▶ [What to do] Keep every line where the word "dashed" appears; drop the rest.

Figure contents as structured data
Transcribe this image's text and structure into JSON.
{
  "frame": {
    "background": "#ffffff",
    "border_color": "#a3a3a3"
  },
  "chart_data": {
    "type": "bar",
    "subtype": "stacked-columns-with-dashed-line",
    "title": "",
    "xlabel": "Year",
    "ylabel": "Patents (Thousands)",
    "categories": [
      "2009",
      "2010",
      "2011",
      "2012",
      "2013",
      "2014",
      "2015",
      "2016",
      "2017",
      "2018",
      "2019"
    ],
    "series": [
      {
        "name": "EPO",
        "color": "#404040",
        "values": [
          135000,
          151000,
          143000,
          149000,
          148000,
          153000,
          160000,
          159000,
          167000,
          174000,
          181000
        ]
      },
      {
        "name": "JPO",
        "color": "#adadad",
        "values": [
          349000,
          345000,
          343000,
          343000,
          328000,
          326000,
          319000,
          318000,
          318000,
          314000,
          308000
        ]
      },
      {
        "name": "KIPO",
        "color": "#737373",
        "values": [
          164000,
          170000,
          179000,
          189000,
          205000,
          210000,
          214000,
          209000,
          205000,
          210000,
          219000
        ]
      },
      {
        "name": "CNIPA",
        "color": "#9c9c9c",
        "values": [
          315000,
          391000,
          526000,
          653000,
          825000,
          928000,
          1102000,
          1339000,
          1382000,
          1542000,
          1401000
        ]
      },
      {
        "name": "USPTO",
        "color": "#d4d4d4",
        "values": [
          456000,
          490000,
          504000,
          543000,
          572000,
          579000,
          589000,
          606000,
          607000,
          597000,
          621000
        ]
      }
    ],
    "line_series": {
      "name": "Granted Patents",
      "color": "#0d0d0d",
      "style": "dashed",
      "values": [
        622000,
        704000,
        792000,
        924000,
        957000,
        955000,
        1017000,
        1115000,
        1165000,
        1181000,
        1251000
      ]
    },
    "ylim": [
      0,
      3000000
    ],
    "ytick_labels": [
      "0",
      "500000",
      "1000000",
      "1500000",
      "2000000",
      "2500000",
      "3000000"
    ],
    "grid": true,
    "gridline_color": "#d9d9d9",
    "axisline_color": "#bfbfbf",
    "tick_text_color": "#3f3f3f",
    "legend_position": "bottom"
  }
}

▶ [Finished task]
    "subtype": "stacked-columns-with-dashed-line",
      "style": "dashed",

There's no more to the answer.